=== Stated problem ===
Print every one of the rows below verbatim, in the order given.

=== Dataset records ===
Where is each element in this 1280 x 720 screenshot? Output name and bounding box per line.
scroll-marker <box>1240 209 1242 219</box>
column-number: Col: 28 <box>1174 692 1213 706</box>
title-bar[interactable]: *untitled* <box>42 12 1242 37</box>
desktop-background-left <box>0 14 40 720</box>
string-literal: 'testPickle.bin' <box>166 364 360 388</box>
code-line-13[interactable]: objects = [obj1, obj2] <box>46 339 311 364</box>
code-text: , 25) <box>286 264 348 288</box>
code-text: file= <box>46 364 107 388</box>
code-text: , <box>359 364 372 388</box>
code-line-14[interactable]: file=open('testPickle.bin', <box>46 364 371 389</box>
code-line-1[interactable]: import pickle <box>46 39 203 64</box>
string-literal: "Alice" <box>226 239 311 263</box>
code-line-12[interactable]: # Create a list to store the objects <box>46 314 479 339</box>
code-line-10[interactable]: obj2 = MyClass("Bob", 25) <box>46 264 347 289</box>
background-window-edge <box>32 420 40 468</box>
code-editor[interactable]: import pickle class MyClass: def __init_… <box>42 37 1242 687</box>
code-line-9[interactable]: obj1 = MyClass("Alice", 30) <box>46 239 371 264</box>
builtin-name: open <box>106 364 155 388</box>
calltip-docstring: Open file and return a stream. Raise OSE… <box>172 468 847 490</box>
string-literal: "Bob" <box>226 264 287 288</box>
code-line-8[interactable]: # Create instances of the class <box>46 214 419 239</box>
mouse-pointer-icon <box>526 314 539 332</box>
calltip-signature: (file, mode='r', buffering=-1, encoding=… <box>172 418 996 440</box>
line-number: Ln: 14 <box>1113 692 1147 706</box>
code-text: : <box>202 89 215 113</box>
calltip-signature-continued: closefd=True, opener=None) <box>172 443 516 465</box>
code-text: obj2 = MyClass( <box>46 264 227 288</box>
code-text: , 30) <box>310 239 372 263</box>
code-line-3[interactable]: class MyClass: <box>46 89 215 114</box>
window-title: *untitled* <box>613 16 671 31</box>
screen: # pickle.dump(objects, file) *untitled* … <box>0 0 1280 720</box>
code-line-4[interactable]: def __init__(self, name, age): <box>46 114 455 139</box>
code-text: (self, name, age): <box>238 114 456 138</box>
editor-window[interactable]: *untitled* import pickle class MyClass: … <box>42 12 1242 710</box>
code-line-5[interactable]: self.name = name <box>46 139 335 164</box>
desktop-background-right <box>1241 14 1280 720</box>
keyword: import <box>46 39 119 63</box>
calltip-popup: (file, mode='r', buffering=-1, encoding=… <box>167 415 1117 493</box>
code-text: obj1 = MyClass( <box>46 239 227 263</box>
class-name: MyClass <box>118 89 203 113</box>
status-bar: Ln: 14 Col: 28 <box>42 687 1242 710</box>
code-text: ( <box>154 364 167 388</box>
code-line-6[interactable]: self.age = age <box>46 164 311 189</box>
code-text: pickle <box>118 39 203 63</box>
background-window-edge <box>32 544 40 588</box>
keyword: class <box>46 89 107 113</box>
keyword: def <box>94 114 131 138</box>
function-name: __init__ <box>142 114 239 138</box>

=== Reply ===
Where is each element in this 1280 x 720 screenshot? Output name and bounding box per line.
scroll-marker <box>1240 209 1242 219</box>
column-number: Col: 28 <box>1174 692 1213 706</box>
title-bar[interactable]: *untitled* <box>42 12 1242 37</box>
desktop-background-left <box>0 14 40 720</box>
string-literal: 'testPickle.bin' <box>166 364 360 388</box>
code-line-13[interactable]: objects = [obj1, obj2] <box>46 339 311 364</box>
code-text: , 25) <box>286 264 348 288</box>
code-text: file= <box>46 364 107 388</box>
code-text: , <box>359 364 372 388</box>
code-line-14[interactable]: file=open('testPickle.bin', <box>46 364 371 389</box>
code-line-1[interactable]: import pickle <box>46 39 203 64</box>
string-literal: "Alice" <box>226 239 311 263</box>
code-line-12[interactable]: # Create a list to store the objects <box>46 314 479 339</box>
code-line-10[interactable]: obj2 = MyClass("Bob", 25) <box>46 264 347 289</box>
background-window-edge <box>32 420 40 468</box>
code-editor[interactable]: import pickle class MyClass: def __init_… <box>42 37 1242 687</box>
code-line-9[interactable]: obj1 = MyClass("Alice", 30) <box>46 239 371 264</box>
builtin-name: open <box>106 364 155 388</box>
calltip-docstring: Open file and return a stream. Raise OSE… <box>172 468 847 490</box>
string-literal: "Bob" <box>226 264 287 288</box>
code-line-8[interactable]: # Create instances of the class <box>46 214 419 239</box>
mouse-pointer-icon <box>526 314 539 332</box>
calltip-signature: (file, mode='r', buffering=-1, encoding=… <box>172 418 996 440</box>
line-number: Ln: 14 <box>1113 692 1147 706</box>
code-text: : <box>202 89 215 113</box>
calltip-signature-continued: closefd=True, opener=None) <box>172 443 516 465</box>
code-text: obj2 = MyClass( <box>46 264 227 288</box>
code-text: , 30) <box>310 239 372 263</box>
code-line-3[interactable]: class MyClass: <box>46 89 215 114</box>
window-title: *untitled* <box>613 16 671 31</box>
screen: # pickle.dump(objects, file) *untitled* … <box>0 0 1280 720</box>
code-line-4[interactable]: def __init__(self, name, age): <box>46 114 455 139</box>
code-text: (self, name, age): <box>238 114 456 138</box>
editor-window[interactable]: *untitled* import pickle class MyClass: … <box>42 12 1242 710</box>
code-line-5[interactable]: self.name = name <box>46 139 335 164</box>
desktop-background-right <box>1241 14 1280 720</box>
keyword: import <box>46 39 119 63</box>
calltip-popup: (file, mode='r', buffering=-1, encoding=… <box>167 415 1117 493</box>
code-text: obj1 = MyClass( <box>46 239 227 263</box>
class-name: MyClass <box>118 89 203 113</box>
status-bar: Ln: 14 Col: 28 <box>42 687 1242 710</box>
code-text: ( <box>154 364 167 388</box>
code-line-6[interactable]: self.age = age <box>46 164 311 189</box>
code-text: pickle <box>118 39 203 63</box>
background-window-edge <box>32 544 40 588</box>
keyword: class <box>46 89 107 113</box>
keyword: def <box>94 114 131 138</box>
function-name: __init__ <box>142 114 239 138</box>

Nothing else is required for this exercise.